Dataset items:

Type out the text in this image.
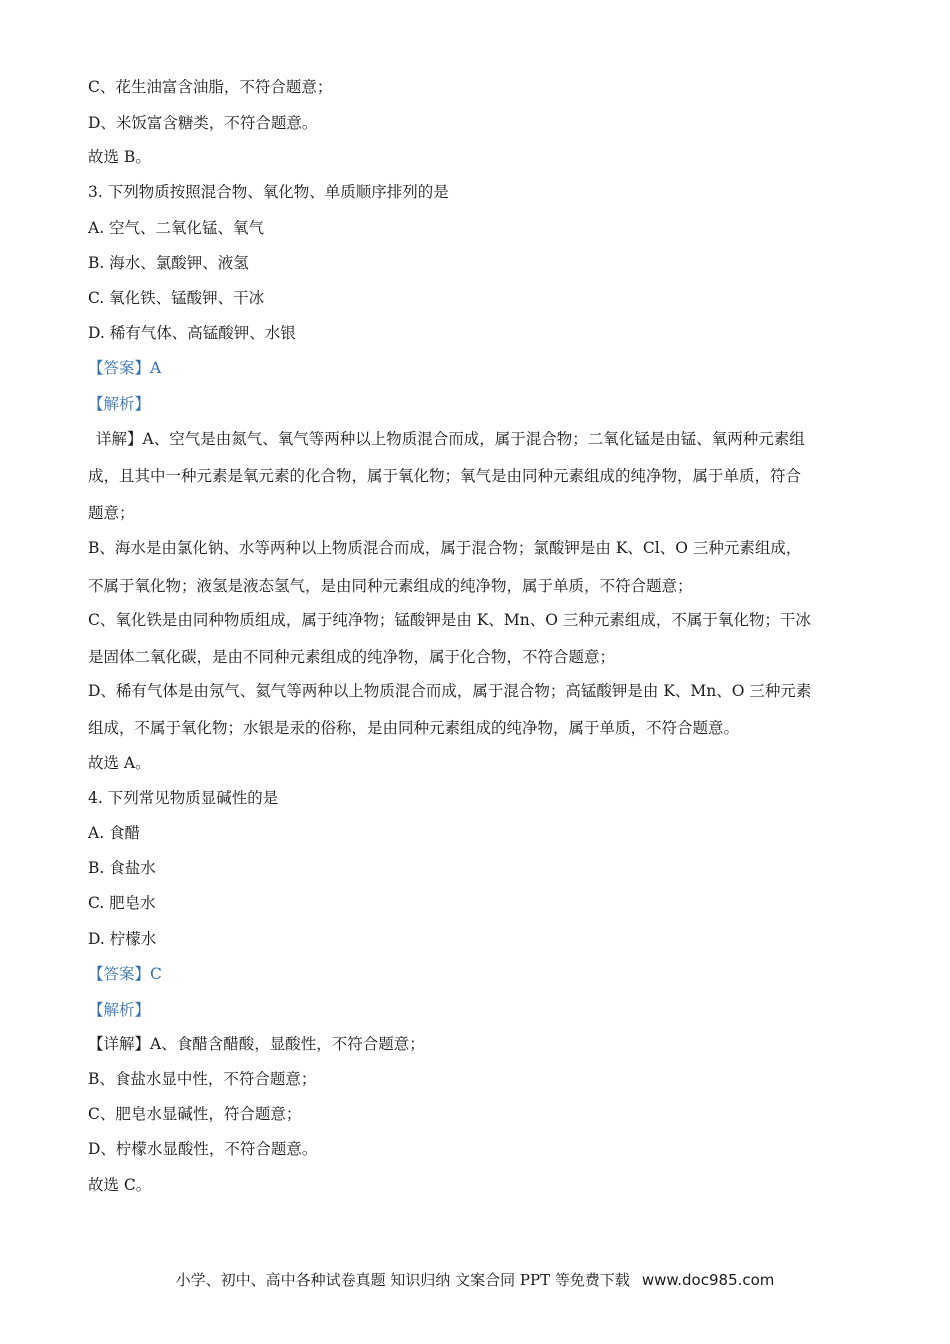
C、花生油富含油脂，不符合题意；
D、米饭富含糖类，不符合题意。
故选 B。
3. 下列物质按照混合物、氧化物、单质顺序排列的是
A. 空气、二氧化锰、氧气
B. 海水、氯酸钾、液氢
C. 氧化铁、锰酸钾、干冰
D. 稀有气体、高锰酸钾、水银
【答案】A
【解析】
详解】A、空气是由氮气、氧气等两种以上物质混合而成，属于混合物；二氧化锰是由锰、氧两种元素组
成，且其中一种元素是氧元素的化合物，属于氧化物；氧气是由同种元素组成的纯净物，属于单质，符合
题意；
B、海水是由氯化钠、水等两种以上物质混合而成，属于混合物；氯酸钾是由 K、Cl、O 三种元素组成，
不属于氧化物；液氢是液态氢气，是由同种元素组成的纯净物，属于单质，不符合题意；
C、氧化铁是由同种物质组成，属于纯净物；锰酸钾是由 K、Mn、O 三种元素组成，不属于氧化物；干冰
是固体二氧化碳，是由不同种元素组成的纯净物，属于化合物，不符合题意；
D、稀有气体是由氖气、氦气等两种以上物质混合而成，属于混合物；高锰酸钾是由 K、Mn、O 三种元素
组成，不属于氧化物；水银是汞的俗称，是由同种元素组成的纯净物，属于单质，不符合题意。
故选 A。
4. 下列常见物质显碱性的是
A. 食醋
B. 食盐水
C. 肥皂水
D. 柠檬水
【答案】C
【解析】
【详解】A、食醋含醋酸，显酸性，不符合题意；
B、食盐水显中性，不符合题意；
C、肥皂水显碱性，符合题意；
D、柠檬水显酸性，不符合题意。
故选 C。
小学、初中、高中各种试卷真题 知识归纳 文案合同 PPT 等免费下载 www.doc985.com
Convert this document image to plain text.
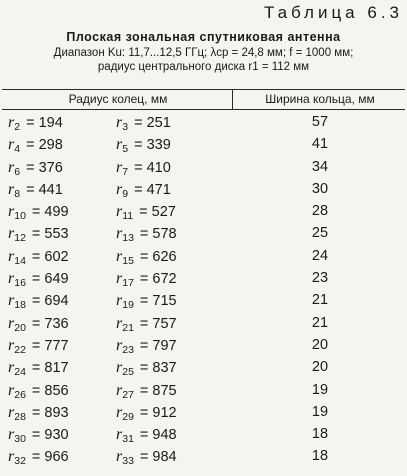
Таблица 6.3
Плоская зональная спутниковая антенна
Диапазон Ku: 11,7...12,5 ГГц; λср = 24,8 мм; f = 1000 мм;
радиус центрального диска r1 = 112 мм
Радиус колец, мм	Ширина кольца, мм
$r_2 = 194$	$r_3 = 251$	57
$r_4 = 298$	$r_5 = 339$	41
$r_6 = 376$	$r_7 = 410$	34
$r_8 = 441$	$r_9 = 471$	30
$r_{10} = 499$	$r_{11} = 527$	28
$r_{12} = 553$	$r_{13} = 578$	25
$r_{14} = 602$	$r_{15} = 626$	24
$r_{16} = 649$	$r_{17} = 672$	23
$r_{18} = 694$	$r_{19} = 715$	21
$r_{20} = 736$	$r_{21} = 757$	21
$r_{22} = 777$	$r_{23} = 797$	20
$r_{24} = 817$	$r_{25} = 837$	20
$r_{26} = 856$	$r_{27} = 875$	19
$r_{28} = 893$	$r_{29} = 912$	19
$r_{30} = 930$	$r_{31} = 948$	18
$r_{32} = 966$	$r_{33} = 984$	18
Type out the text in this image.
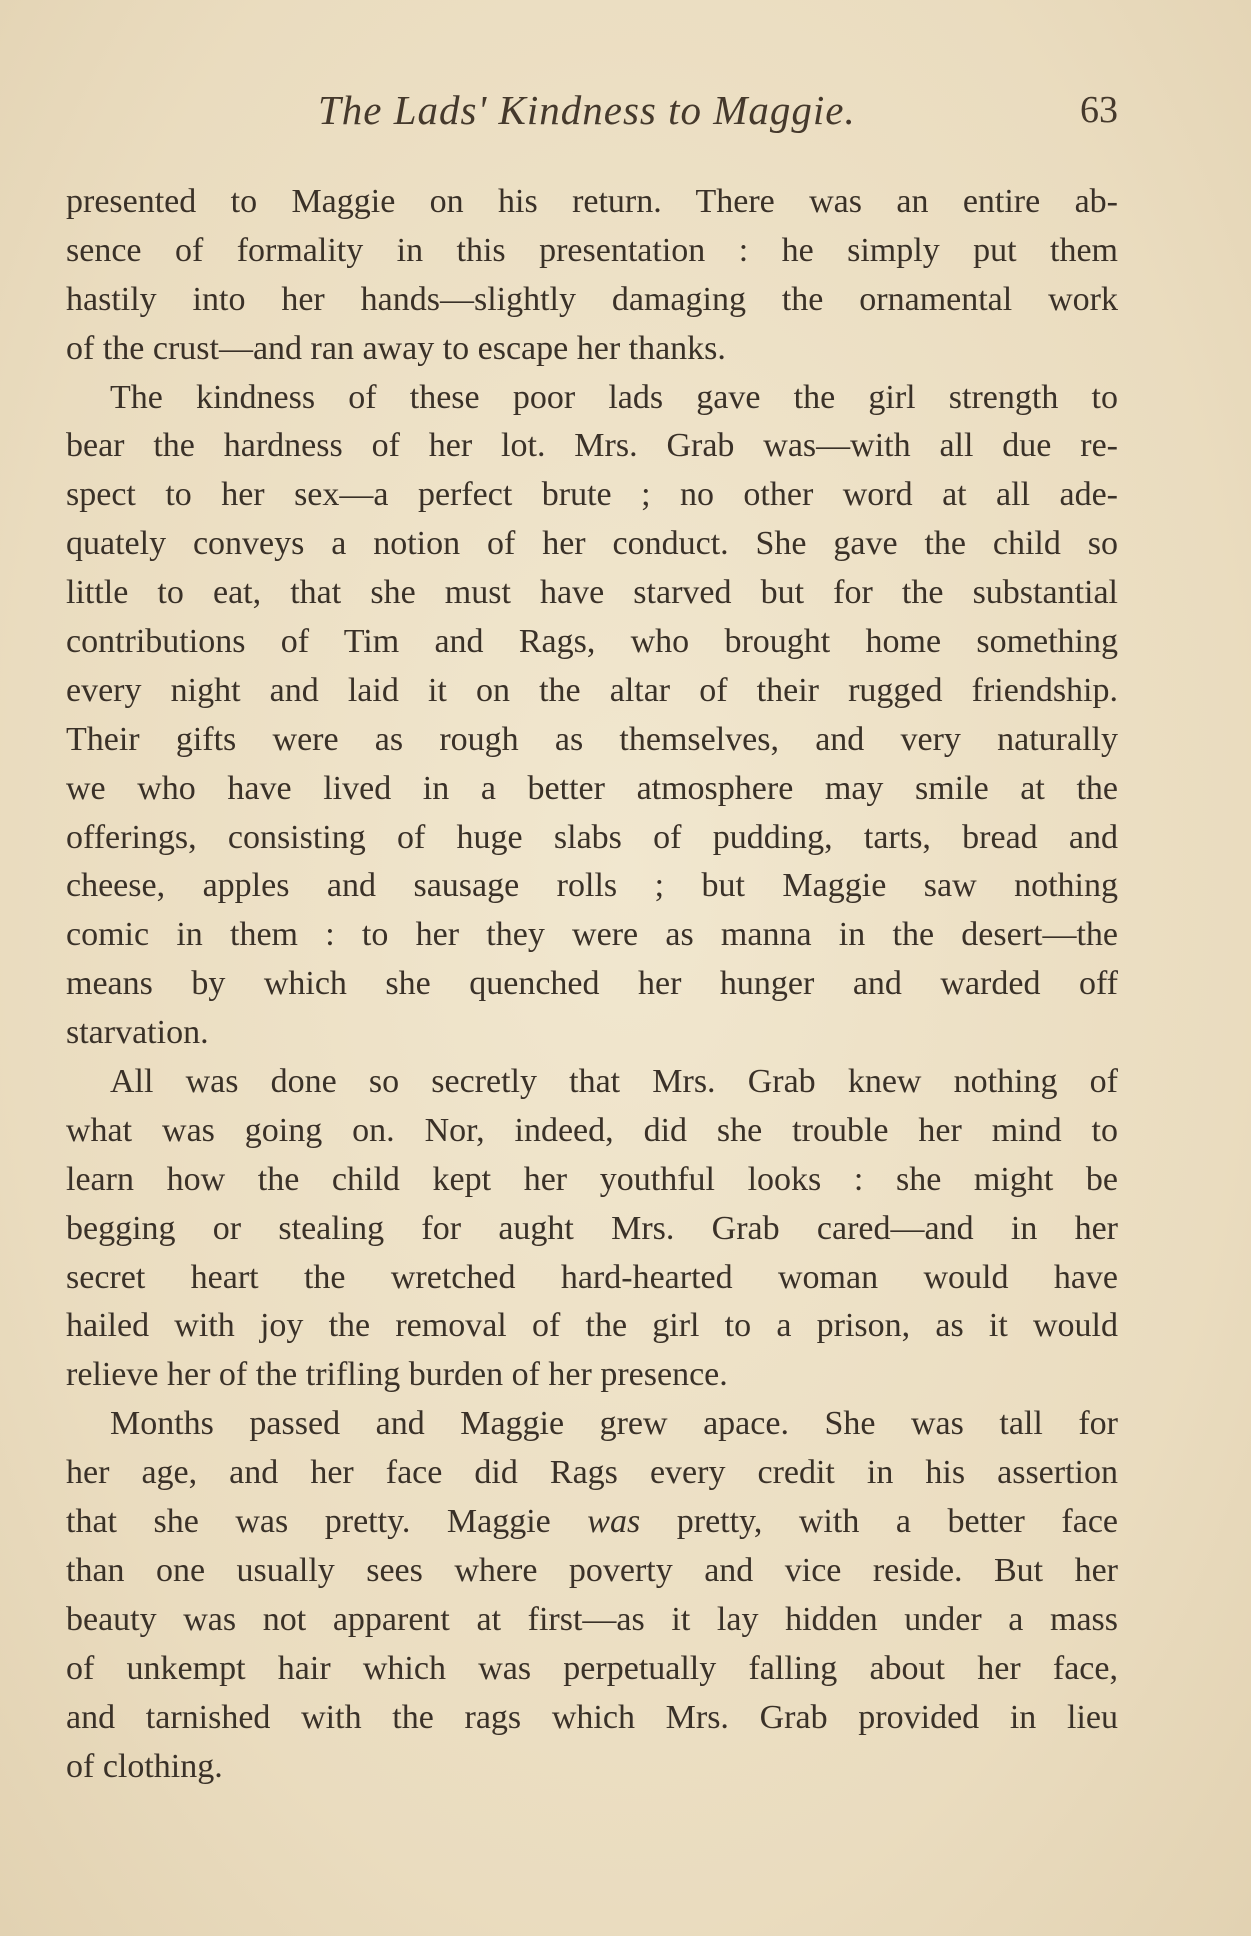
The Lads' Kindness to Maggie.	63
presented to Maggie on his return. There was an entire ab-
sence of formality in this presentation : he simply put them
hastily into her hands—slightly damaging the ornamental work
of the crust—and ran away to escape her thanks.
The kindness of these poor lads gave the girl strength to
bear the hardness of her lot. Mrs. Grab was—with all due re-
spect to her sex—a perfect brute ; no other word at all ade-
quately conveys a notion of her conduct. She gave the child so
little to eat, that she must have starved but for the substantial
contributions of Tim and Rags, who brought home something
every night and laid it on the altar of their rugged friendship.
Their gifts were as rough as themselves, and very naturally
we who have lived in a better atmosphere may smile at the
offerings, consisting of huge slabs of pudding, tarts, bread and
cheese, apples and sausage rolls ; but Maggie saw nothing
comic in them : to her they were as manna in the desert—the
means by which she quenched her hunger and warded off
starvation.
All was done so secretly that Mrs. Grab knew nothing of
what was going on. Nor, indeed, did she trouble her mind to
learn how the child kept her youthful looks : she might be
begging or stealing for aught Mrs. Grab cared—and in her
secret heart the wretched hard-hearted woman would have
hailed with joy the removal of the girl to a prison, as it would
relieve her of the trifling burden of her presence.
Months passed and Maggie grew apace. She was tall for
her age, and her face did Rags every credit in his assertion
that she was pretty. Maggie was pretty, with a better face
than one usually sees where poverty and vice reside. But her
beauty was not apparent at first—as it lay hidden under a mass
of unkempt hair which was perpetually falling about her face,
and tarnished with the rags which Mrs. Grab provided in lieu
of clothing.
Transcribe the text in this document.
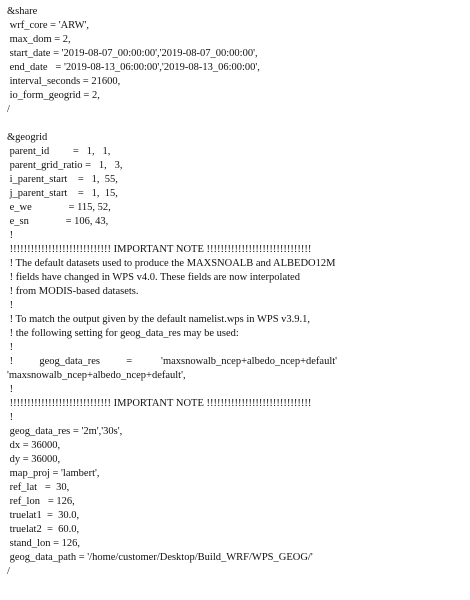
&share
wrf_core = 'ARW',
max_dom = 2,
start_date = '2019-08-07_00:00:00','2019-08-07_00:00:00',
end_date   = '2019-08-13_06:00:00','2019-08-13_06:00:00',
interval_seconds = 21600,
io_form_geogrid = 2,
/
&geogrid
parent_id         =   1,   1,
parent_grid_ratio =   1,   3,
i_parent_start    =   1,  55,
j_parent_start    =   1,  15,
e_we              = 115, 52,
e_sn              = 106, 43,
!
!!!!!!!!!!!!!!!!!!!!!!!!!!!!! IMPORTANT NOTE !!!!!!!!!!!!!!!!!!!!!!!!!!!!!!
! The default datasets used to produce the MAXSNOALB and ALBEDO12M
! fields have changed in WPS v4.0. These fields are now interpolated
! from MODIS-based datasets.
!
! To match the output given by the default namelist.wps in WPS v3.9.1,
! the following setting for geog_data_res may be used:
!
!          geog_data_res          =           'maxsnowalb_ncep+albedo_ncep+default'
'maxsnowalb_ncep+albedo_ncep+default',
!
!!!!!!!!!!!!!!!!!!!!!!!!!!!!! IMPORTANT NOTE !!!!!!!!!!!!!!!!!!!!!!!!!!!!!!
!
geog_data_res = '2m','30s',
dx = 36000,
dy = 36000,
map_proj = 'lambert',
ref_lat   =  30,
ref_lon   = 126,
truelat1  =  30.0,
truelat2  =  60.0,
stand_lon = 126,
geog_data_path = '/home/customer/Desktop/Build_WRF/WPS_GEOG/'
/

- Problem to work on: Collect, from the material above, every line containing the word "Grab".

- Completed task:
bear the hardness of her lot. Mrs. Grab was—with all due re-
All was done so secretly that Mrs. Grab knew nothing of
begging or stealing for aught Mrs. Grab cared—and in her
and tarnished with the rags which Mrs. Grab provided in lieu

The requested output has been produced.